### SHORT PROBLEM
Set out each line from the following listing that includes the word "piControl".

■ ■ ■

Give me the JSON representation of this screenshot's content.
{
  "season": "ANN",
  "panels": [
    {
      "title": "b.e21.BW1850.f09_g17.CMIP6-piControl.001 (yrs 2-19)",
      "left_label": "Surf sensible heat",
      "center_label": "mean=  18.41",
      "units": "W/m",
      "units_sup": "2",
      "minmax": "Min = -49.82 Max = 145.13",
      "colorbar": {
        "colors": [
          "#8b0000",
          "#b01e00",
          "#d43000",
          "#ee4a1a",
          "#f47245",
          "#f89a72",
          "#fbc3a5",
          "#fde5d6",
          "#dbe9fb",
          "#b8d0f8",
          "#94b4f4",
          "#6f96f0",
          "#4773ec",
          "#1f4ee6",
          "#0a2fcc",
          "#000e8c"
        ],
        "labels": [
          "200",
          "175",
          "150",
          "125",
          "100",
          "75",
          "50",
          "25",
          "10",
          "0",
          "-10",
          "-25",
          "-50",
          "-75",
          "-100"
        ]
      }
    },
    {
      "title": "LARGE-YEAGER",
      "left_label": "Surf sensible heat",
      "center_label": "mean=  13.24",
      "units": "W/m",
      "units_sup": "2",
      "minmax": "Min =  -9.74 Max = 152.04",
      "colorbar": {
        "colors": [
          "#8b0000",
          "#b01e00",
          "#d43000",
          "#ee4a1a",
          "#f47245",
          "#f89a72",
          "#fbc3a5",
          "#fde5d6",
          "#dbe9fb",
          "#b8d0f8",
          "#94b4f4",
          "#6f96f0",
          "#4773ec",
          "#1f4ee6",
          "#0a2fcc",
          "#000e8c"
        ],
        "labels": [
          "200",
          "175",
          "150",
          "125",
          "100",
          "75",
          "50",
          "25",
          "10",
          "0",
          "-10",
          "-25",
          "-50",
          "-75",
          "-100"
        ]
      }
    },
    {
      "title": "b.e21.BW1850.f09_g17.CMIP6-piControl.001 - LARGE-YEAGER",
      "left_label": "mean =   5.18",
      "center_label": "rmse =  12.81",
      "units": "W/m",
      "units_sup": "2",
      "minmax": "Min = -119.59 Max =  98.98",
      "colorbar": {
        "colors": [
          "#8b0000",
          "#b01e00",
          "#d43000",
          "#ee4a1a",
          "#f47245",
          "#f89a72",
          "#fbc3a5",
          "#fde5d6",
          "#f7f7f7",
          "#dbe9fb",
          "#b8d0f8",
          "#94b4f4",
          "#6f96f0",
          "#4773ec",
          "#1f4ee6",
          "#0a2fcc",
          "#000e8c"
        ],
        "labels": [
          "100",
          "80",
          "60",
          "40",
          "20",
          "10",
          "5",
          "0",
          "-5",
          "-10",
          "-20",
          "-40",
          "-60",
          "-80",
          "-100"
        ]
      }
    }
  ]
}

■ ■ ■

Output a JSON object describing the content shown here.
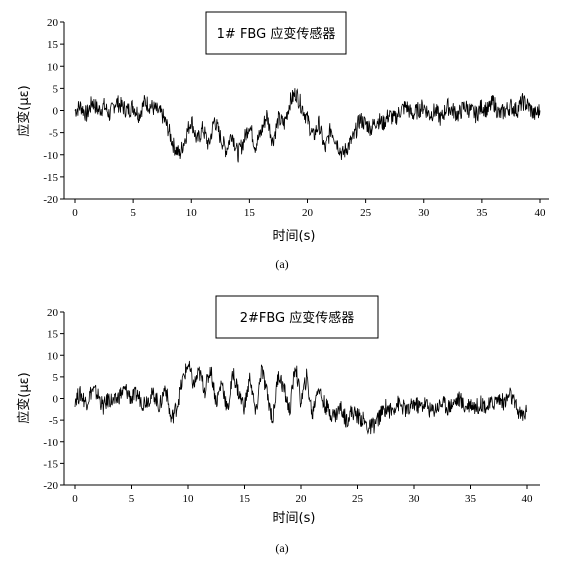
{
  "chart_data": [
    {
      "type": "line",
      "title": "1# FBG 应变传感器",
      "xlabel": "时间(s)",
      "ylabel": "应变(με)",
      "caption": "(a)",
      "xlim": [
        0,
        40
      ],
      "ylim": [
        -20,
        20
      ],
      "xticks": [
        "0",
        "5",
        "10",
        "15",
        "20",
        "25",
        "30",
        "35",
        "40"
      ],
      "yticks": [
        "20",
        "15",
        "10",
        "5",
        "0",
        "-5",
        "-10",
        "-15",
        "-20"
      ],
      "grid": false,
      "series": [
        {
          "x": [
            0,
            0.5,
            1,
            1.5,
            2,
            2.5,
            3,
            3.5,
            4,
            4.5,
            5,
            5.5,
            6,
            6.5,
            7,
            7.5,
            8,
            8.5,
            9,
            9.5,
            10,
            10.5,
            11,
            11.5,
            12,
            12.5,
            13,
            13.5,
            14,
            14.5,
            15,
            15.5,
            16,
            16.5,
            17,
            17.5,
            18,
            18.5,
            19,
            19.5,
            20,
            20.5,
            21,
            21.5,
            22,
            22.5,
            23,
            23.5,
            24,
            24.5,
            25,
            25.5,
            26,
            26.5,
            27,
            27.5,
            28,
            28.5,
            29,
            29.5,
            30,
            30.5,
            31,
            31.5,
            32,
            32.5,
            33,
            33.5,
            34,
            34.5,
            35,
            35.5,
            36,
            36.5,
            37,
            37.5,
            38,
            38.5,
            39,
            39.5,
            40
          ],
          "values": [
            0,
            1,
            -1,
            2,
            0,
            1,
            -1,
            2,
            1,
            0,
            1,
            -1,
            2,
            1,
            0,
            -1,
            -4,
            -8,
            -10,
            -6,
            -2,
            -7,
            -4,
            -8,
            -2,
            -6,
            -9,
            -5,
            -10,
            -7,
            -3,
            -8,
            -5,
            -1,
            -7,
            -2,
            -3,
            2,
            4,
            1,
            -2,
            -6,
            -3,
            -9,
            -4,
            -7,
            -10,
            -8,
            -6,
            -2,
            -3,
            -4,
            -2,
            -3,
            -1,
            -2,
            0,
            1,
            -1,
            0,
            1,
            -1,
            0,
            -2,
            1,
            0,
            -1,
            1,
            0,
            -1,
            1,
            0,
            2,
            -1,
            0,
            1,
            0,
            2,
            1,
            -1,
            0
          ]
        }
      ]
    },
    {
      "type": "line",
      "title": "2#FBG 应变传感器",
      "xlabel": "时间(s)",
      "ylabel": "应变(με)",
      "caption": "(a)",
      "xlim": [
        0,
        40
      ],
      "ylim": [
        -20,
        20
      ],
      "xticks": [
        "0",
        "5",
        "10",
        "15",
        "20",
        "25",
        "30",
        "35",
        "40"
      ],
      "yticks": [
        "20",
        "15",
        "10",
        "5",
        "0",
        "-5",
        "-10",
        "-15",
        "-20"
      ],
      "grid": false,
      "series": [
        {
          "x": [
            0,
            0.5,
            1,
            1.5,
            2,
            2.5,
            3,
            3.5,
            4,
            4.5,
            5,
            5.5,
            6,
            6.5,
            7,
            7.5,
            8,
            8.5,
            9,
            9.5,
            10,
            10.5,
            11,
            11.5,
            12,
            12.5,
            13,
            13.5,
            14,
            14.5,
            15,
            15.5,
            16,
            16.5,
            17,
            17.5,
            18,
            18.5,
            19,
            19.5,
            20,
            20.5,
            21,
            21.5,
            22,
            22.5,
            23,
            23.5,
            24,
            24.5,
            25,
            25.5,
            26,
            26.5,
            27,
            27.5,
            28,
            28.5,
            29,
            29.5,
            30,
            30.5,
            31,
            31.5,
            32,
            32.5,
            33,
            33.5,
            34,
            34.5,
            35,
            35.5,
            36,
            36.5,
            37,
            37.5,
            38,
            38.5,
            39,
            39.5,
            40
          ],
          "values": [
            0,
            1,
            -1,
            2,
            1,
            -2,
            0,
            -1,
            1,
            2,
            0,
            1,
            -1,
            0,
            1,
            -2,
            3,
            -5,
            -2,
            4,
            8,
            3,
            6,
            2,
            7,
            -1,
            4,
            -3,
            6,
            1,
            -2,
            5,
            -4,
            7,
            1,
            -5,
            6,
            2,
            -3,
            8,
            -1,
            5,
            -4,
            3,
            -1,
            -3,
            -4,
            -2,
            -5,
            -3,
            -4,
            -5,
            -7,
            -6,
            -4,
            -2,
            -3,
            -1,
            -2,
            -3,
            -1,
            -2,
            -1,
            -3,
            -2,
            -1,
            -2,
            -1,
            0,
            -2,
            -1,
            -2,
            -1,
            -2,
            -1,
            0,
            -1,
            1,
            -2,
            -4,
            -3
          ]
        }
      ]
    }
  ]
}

■ ■ ■

### ANSWER TO THIS TASK
      "title": "b.e21.BW1850.f09_g17.CMIP6-piControl.001 (yrs 2-19)",
      "title": "b.e21.BW1850.f09_g17.CMIP6-piControl.001 - LARGE-YEAGER",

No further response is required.